What to do:
Count each line in which the word "エネルギー需給実績" appears. Reply with the total and nothing more.

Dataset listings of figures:

▽

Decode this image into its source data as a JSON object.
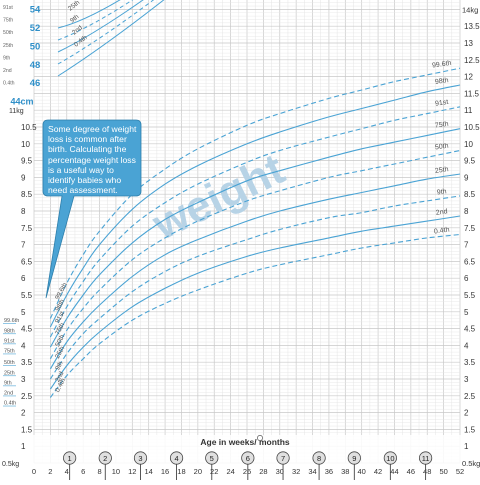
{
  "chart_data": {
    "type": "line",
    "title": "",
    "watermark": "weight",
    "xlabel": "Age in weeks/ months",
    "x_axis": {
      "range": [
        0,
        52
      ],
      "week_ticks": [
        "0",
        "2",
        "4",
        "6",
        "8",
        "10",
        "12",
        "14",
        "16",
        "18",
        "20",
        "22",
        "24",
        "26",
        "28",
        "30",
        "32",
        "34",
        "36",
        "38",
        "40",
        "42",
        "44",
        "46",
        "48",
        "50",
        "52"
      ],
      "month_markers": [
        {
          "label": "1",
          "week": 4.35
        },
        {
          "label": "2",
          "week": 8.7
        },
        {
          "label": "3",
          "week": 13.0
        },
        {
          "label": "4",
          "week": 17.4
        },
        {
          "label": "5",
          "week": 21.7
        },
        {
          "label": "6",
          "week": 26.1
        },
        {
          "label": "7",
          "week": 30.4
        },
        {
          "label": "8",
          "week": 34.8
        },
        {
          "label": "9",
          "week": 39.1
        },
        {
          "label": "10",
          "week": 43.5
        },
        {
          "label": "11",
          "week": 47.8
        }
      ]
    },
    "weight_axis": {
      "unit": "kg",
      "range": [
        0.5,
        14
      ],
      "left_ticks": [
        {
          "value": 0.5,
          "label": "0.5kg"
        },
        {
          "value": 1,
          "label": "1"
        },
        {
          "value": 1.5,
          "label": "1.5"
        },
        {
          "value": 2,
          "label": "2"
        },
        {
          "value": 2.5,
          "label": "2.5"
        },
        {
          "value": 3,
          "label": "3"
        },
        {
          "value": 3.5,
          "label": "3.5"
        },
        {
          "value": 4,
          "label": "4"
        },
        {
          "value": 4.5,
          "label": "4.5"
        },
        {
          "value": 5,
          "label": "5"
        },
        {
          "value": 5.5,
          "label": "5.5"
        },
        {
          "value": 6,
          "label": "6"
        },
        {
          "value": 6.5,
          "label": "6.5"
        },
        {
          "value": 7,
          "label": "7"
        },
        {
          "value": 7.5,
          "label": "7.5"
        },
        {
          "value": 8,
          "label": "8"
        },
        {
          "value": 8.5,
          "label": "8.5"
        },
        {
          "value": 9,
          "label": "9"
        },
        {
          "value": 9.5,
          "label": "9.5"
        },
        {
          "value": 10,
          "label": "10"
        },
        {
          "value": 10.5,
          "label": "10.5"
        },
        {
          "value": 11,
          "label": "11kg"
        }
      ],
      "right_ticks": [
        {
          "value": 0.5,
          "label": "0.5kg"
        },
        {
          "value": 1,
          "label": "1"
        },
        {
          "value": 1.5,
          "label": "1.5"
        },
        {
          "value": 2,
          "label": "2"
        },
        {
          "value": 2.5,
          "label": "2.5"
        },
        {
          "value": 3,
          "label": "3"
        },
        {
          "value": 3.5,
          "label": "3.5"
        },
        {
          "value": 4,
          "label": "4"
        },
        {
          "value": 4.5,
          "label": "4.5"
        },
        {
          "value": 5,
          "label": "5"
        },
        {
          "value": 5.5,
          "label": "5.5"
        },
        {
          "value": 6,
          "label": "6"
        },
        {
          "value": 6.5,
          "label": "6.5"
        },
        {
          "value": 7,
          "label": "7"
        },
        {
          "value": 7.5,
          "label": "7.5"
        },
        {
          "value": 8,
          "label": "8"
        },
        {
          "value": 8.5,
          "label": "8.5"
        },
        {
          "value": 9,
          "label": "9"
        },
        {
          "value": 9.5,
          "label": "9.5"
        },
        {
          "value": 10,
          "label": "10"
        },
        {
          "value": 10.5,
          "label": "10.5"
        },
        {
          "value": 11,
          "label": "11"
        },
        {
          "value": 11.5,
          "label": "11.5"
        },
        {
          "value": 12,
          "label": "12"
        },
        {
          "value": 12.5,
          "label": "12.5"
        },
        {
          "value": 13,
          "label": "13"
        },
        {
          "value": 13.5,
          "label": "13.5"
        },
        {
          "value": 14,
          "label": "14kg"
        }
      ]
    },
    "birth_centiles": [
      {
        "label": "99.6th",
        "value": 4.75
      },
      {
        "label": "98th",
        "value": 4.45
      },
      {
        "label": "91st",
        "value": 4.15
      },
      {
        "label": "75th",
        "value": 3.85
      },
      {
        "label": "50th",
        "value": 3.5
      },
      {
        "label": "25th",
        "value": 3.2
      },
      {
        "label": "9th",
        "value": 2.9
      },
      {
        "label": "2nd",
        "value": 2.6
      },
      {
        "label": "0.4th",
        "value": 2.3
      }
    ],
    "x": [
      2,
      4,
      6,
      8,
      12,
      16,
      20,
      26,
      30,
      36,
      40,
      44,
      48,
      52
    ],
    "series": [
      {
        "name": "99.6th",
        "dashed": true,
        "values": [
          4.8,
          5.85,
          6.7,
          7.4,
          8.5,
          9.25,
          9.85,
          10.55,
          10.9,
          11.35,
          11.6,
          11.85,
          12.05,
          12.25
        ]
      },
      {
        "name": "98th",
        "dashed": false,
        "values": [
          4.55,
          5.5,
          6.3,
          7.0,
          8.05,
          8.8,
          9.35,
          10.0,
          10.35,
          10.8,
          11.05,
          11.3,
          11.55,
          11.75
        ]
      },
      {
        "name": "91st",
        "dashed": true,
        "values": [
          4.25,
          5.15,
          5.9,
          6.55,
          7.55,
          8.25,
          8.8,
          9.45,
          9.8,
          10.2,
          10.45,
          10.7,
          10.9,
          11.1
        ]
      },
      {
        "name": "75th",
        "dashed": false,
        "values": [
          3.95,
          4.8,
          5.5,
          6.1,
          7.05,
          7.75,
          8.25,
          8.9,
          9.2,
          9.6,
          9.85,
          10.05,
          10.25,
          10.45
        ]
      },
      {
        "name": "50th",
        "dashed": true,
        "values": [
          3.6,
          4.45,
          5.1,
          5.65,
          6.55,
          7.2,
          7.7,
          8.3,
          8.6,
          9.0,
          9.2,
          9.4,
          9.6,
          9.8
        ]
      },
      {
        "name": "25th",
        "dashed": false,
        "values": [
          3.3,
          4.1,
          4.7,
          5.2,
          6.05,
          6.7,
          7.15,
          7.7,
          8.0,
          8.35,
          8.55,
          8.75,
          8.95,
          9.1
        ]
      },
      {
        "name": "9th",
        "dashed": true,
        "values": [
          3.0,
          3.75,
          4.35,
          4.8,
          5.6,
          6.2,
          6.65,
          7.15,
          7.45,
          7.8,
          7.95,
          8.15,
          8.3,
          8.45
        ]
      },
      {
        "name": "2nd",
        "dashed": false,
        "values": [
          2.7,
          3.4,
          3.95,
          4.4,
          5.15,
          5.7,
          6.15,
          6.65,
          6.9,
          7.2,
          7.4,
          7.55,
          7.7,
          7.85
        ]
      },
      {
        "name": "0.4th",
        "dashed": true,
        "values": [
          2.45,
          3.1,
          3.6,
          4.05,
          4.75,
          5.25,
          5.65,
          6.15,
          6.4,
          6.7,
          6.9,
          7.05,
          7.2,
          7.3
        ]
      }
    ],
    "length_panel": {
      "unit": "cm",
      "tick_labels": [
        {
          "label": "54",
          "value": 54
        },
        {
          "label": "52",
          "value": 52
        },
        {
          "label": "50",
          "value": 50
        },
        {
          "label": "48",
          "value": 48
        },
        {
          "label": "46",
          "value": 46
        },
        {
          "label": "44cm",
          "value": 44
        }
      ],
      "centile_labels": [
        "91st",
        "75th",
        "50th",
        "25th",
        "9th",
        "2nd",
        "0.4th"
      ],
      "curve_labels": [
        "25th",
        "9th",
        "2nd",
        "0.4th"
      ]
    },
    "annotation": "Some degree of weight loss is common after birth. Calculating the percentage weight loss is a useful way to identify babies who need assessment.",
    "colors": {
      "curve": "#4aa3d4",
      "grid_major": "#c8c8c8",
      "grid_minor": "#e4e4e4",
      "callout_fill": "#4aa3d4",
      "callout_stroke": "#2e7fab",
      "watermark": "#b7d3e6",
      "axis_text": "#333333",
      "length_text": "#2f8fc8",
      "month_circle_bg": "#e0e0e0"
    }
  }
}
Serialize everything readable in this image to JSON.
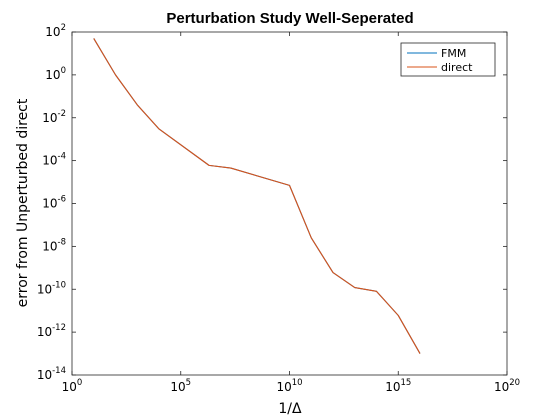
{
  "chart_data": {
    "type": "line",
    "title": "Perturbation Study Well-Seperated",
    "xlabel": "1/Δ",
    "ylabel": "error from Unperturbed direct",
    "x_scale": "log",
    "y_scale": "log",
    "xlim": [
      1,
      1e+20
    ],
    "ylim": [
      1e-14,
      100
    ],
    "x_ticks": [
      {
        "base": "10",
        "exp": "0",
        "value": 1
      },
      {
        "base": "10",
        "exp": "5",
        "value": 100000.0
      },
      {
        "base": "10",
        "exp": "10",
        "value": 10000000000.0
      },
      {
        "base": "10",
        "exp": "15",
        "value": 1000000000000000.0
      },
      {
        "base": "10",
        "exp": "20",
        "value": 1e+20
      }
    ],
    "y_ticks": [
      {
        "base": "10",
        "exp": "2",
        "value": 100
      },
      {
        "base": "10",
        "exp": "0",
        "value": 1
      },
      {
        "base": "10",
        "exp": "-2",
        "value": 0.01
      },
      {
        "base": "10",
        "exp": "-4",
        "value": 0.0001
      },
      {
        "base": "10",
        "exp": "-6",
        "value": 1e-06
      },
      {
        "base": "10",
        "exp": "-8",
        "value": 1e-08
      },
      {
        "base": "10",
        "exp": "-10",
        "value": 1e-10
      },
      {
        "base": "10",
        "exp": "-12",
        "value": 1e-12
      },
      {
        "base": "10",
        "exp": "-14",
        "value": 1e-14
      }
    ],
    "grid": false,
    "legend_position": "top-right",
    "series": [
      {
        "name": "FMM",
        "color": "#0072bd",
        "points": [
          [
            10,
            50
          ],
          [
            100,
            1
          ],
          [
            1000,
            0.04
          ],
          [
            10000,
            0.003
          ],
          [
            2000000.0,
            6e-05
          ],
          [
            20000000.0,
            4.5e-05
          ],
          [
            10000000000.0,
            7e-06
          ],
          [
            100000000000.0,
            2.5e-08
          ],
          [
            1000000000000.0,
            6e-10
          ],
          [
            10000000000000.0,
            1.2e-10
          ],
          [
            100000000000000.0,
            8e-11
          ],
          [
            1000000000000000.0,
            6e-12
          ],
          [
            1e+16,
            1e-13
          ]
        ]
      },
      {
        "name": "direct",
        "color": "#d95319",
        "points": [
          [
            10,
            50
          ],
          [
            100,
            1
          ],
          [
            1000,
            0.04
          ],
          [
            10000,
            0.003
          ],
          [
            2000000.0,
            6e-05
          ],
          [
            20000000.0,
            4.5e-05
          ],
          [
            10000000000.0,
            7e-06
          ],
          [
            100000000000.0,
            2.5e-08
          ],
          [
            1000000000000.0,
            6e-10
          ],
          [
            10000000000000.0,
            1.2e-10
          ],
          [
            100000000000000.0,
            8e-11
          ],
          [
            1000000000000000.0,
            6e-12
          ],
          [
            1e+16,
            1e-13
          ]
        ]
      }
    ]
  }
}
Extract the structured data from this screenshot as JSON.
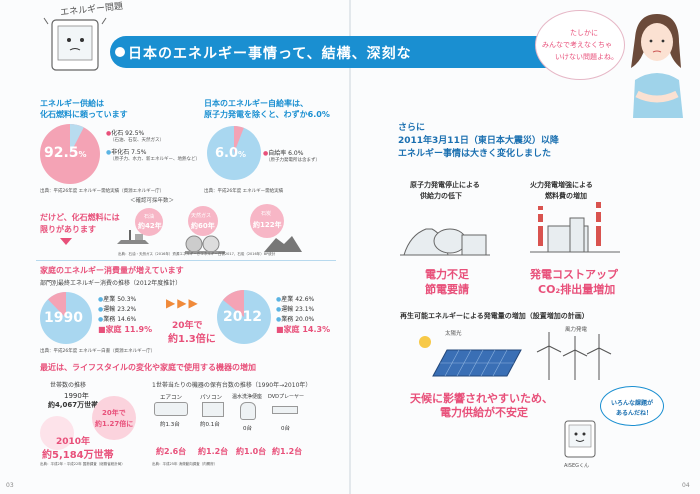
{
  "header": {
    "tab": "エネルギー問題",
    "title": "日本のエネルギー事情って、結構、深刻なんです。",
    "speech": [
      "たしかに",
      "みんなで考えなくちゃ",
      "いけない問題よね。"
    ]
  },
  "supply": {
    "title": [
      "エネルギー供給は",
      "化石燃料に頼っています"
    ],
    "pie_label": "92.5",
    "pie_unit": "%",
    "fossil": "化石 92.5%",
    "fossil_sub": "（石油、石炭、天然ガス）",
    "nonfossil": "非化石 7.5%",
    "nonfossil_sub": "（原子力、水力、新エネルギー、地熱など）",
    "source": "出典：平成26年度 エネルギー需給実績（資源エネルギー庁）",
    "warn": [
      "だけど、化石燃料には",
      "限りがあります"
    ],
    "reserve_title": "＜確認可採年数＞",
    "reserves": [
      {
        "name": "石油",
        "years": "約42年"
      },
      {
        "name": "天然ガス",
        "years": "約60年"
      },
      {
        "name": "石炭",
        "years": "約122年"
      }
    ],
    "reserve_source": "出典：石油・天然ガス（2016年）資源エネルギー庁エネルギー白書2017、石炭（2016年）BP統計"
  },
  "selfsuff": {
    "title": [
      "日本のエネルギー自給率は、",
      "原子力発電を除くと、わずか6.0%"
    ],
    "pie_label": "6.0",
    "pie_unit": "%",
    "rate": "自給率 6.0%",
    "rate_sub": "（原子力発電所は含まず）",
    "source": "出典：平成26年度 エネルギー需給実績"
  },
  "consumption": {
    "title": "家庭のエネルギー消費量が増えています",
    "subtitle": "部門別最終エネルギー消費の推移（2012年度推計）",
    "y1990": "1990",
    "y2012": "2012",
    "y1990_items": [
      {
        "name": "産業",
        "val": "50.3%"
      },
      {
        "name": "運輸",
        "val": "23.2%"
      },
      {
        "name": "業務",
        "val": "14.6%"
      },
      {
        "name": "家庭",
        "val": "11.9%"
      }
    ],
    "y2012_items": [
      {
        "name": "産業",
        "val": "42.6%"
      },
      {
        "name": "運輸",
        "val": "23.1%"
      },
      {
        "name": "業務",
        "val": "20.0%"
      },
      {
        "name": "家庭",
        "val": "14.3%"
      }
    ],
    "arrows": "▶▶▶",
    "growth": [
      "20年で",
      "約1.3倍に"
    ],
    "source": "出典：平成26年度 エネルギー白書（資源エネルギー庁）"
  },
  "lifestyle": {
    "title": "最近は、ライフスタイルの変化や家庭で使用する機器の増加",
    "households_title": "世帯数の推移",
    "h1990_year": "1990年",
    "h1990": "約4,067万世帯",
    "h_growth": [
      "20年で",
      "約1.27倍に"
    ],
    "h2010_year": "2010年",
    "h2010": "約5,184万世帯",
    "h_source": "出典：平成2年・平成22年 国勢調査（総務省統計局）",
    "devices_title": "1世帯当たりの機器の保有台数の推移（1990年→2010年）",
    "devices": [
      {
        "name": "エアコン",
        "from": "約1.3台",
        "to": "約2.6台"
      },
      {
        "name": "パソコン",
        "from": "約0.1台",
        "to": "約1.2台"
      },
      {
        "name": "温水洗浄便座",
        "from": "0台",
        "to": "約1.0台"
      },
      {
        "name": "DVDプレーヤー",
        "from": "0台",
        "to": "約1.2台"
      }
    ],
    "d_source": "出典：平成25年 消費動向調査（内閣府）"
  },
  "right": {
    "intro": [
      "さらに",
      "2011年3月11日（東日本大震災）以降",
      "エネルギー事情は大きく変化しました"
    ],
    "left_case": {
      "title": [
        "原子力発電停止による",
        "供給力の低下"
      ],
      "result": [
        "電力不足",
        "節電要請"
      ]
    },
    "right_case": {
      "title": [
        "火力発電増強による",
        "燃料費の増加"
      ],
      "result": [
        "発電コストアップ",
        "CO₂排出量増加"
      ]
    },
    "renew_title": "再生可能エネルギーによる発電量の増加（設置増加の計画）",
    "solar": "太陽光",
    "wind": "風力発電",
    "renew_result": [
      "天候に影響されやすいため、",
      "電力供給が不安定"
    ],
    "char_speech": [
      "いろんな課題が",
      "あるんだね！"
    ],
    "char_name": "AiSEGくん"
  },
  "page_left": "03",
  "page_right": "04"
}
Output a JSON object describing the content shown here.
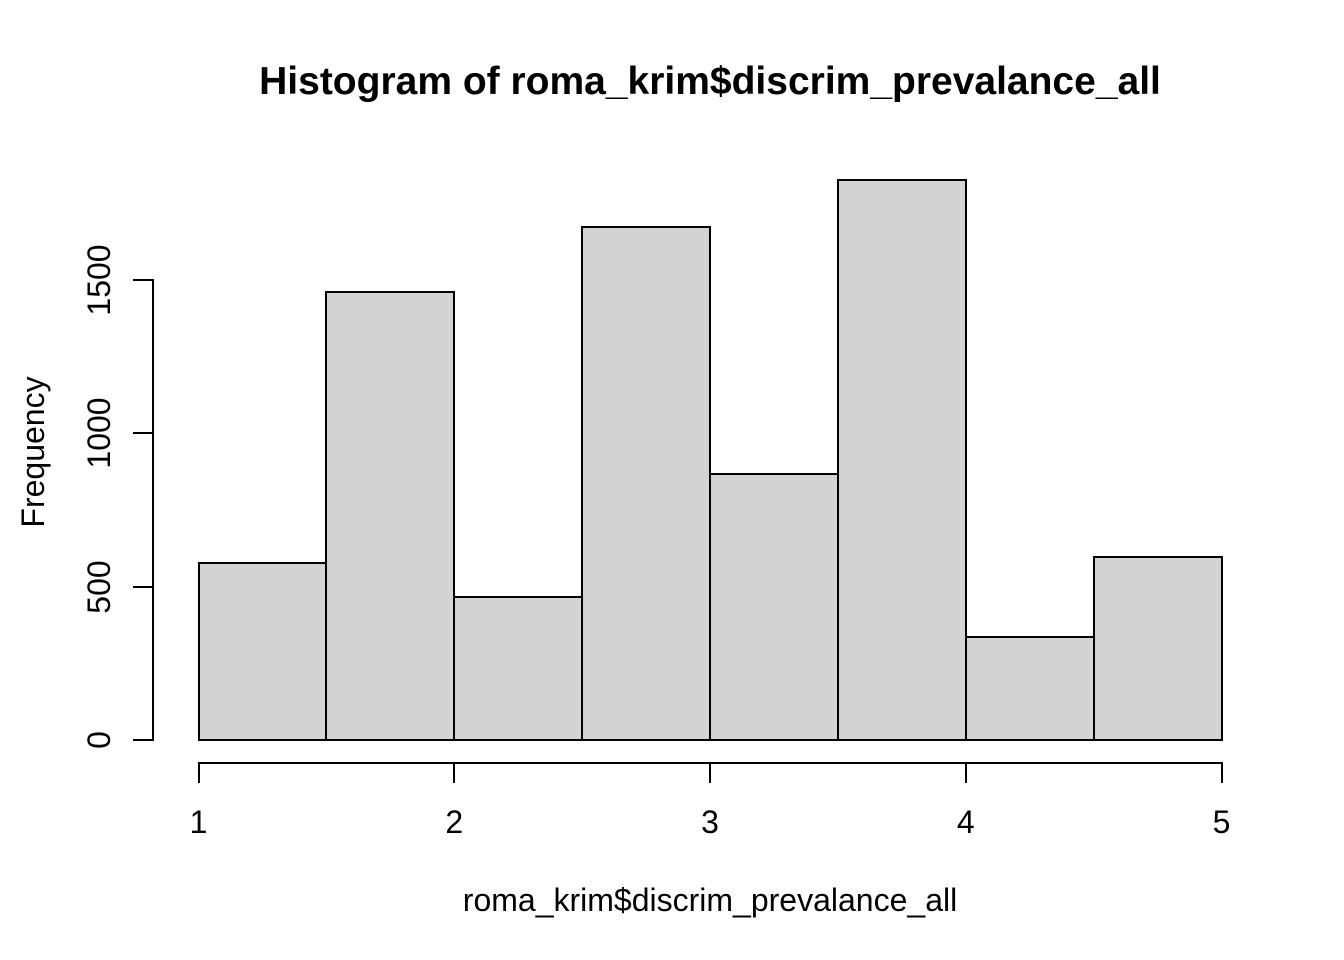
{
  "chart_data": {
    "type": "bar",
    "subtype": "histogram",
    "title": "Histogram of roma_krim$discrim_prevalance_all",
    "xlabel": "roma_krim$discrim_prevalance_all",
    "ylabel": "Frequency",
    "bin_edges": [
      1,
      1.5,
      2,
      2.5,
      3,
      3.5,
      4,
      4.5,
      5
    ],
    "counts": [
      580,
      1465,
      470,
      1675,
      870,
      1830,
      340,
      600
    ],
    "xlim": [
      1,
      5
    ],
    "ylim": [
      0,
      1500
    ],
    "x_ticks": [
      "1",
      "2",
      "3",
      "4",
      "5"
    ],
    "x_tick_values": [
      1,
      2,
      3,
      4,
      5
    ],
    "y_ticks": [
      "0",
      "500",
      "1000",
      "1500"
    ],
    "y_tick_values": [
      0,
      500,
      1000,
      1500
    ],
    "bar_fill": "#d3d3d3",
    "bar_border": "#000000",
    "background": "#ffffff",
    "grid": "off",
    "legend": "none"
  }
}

△

Written reply:
2